• _Exercise requirements_:
Extract every line of the material that holds the string "content".

Stored data entries:
▶

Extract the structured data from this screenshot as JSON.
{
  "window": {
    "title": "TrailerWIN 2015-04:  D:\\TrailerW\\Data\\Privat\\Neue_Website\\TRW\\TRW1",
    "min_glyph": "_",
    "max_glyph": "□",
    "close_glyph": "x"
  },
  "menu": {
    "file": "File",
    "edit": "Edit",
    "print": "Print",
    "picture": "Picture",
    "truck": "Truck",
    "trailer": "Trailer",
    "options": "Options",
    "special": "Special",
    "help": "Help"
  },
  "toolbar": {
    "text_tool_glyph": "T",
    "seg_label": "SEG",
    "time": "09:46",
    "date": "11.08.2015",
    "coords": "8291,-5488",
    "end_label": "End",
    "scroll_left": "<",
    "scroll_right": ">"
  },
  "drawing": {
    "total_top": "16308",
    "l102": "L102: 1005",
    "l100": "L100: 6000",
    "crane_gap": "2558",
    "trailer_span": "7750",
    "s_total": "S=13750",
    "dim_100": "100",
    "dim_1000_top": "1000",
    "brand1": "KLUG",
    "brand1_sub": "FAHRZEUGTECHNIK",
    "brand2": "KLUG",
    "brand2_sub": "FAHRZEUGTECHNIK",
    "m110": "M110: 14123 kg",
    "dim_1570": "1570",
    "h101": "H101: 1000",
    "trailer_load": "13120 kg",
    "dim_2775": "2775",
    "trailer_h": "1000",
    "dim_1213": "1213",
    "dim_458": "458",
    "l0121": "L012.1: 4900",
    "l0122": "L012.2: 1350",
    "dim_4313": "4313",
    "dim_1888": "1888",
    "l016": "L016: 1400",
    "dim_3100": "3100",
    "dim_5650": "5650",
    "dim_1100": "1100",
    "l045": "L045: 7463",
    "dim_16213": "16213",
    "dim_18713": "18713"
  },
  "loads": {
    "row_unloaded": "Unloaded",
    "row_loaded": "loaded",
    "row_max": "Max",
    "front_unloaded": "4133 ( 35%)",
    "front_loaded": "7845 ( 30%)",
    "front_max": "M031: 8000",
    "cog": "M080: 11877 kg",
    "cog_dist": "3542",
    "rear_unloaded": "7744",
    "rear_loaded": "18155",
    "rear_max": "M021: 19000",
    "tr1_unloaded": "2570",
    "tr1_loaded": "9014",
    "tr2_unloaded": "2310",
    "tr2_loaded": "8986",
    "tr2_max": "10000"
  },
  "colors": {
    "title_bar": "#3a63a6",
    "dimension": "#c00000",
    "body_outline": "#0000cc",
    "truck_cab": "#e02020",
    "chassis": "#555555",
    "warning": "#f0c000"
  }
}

◀
▶

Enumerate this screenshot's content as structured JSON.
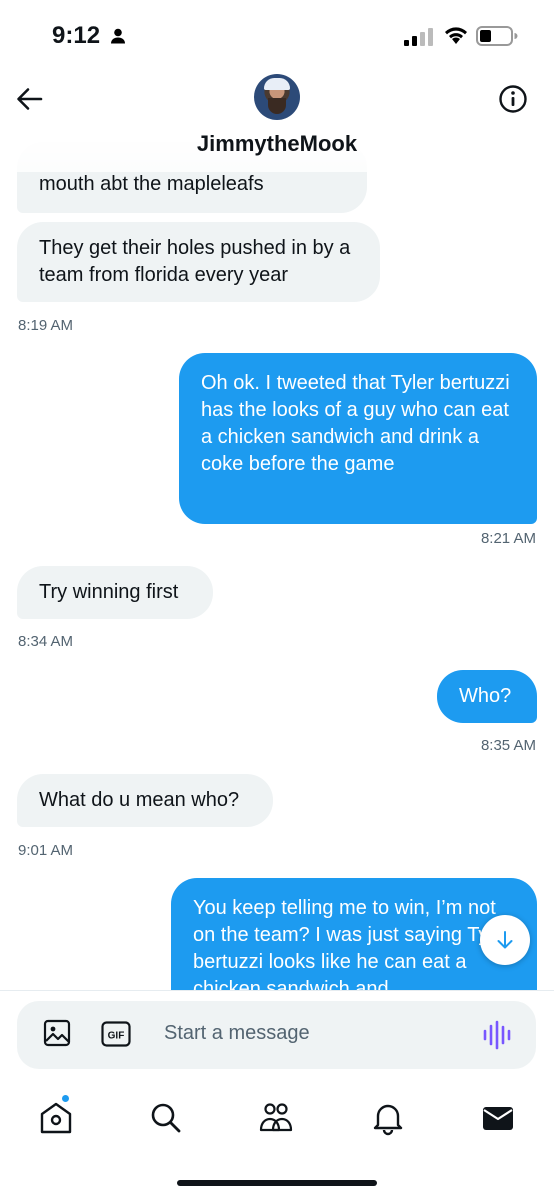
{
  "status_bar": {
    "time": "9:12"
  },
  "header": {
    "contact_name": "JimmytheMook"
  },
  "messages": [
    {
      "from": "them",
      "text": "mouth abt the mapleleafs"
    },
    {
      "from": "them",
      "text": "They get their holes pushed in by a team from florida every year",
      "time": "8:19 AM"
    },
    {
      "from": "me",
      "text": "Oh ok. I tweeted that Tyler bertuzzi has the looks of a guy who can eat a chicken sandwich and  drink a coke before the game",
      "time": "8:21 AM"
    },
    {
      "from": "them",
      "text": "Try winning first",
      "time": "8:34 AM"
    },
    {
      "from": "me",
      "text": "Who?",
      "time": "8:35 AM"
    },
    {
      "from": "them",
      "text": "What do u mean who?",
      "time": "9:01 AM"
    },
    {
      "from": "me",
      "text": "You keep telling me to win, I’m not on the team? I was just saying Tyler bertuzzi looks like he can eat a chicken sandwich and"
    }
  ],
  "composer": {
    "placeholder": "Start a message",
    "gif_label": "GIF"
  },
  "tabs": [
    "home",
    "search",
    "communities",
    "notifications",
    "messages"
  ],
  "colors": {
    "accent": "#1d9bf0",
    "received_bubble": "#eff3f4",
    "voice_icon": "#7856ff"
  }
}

◀
▶

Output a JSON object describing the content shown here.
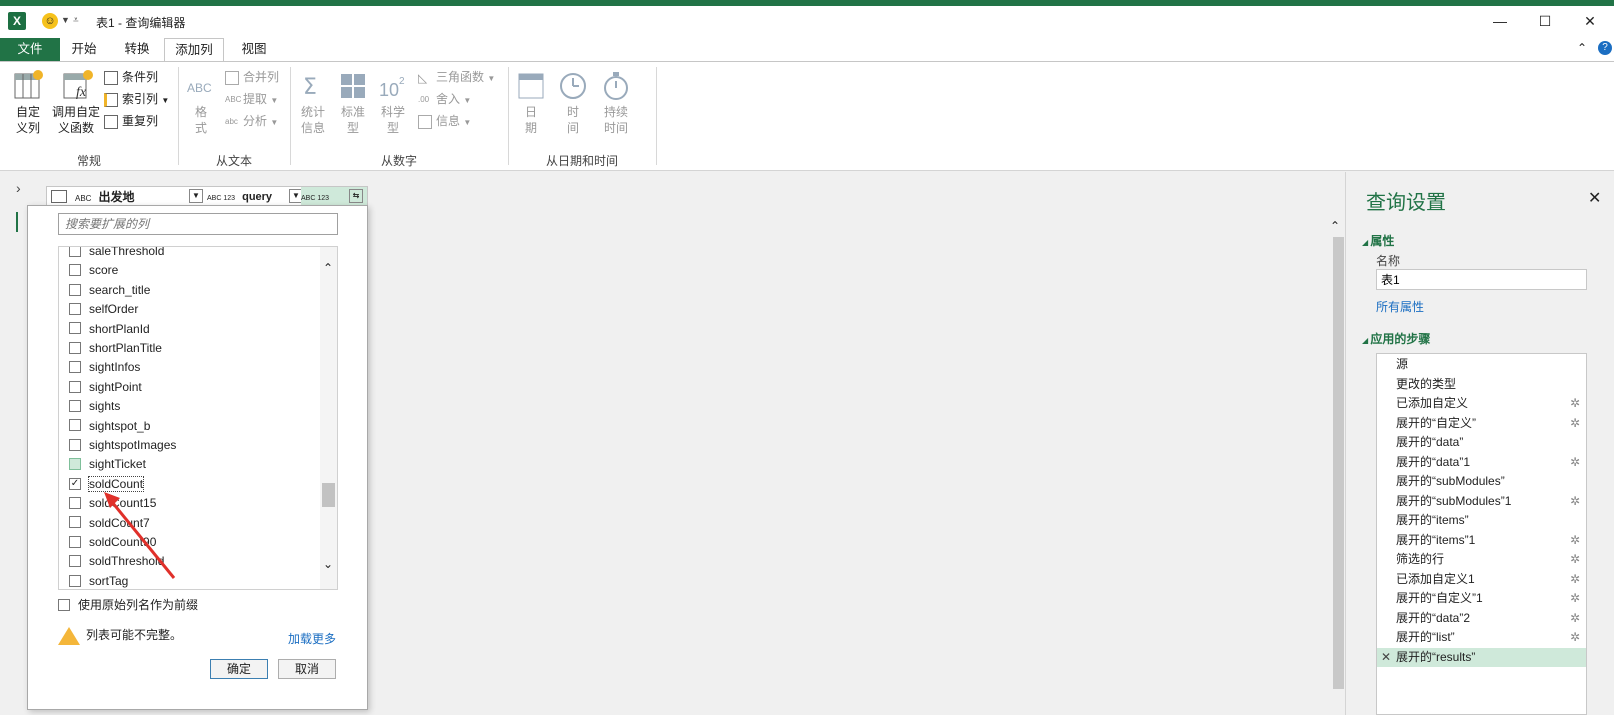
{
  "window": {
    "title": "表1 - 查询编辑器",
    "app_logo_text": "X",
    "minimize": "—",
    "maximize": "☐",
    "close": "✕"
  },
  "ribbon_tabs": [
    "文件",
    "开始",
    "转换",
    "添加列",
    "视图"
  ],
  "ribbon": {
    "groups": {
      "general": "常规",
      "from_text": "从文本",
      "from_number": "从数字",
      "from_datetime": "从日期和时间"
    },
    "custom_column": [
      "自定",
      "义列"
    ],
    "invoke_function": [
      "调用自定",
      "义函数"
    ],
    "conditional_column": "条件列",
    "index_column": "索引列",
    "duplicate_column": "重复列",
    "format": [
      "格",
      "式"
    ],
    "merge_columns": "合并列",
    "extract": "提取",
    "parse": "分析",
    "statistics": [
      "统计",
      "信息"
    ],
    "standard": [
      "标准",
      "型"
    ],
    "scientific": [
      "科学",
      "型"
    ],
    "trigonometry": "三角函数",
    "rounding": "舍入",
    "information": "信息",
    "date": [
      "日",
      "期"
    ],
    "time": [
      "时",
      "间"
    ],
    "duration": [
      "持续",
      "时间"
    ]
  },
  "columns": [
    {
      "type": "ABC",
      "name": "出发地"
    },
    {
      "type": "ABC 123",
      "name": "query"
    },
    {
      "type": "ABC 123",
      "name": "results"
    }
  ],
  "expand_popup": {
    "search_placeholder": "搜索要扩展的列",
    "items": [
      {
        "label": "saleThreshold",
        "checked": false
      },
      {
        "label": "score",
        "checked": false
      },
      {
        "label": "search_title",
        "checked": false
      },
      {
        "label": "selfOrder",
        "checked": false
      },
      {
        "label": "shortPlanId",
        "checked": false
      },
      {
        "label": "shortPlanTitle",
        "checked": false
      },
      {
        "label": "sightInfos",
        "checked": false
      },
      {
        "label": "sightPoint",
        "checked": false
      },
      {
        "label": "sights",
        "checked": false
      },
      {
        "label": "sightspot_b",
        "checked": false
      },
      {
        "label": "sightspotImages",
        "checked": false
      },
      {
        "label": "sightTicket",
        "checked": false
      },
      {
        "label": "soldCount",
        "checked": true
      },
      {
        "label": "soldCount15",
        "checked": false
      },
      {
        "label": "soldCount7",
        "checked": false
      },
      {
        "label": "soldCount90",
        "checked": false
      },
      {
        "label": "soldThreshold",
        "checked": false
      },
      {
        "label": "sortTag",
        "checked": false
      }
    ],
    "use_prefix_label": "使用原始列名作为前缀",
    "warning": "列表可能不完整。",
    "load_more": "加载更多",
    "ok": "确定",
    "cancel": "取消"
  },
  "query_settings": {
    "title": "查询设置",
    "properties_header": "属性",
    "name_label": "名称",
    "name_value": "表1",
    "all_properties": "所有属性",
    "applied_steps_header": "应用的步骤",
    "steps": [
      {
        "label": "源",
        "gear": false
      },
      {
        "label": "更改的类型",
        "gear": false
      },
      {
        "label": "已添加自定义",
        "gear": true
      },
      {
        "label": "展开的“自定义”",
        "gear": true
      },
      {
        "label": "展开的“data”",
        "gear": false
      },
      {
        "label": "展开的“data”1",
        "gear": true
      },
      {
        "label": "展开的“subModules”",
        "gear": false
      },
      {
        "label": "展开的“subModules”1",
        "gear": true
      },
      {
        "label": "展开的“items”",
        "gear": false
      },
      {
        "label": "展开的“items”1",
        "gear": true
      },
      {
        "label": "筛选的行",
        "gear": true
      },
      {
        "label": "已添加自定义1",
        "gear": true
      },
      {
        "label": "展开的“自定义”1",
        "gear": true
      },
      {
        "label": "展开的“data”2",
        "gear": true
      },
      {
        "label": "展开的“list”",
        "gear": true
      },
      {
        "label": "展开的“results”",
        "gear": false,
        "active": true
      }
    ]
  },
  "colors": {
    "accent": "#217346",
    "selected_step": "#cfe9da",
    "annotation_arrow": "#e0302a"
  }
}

◀

• _Response to the task_:
Enumerate this screenshot's content as structured JSON.
Output a JSON object describing the content shown here.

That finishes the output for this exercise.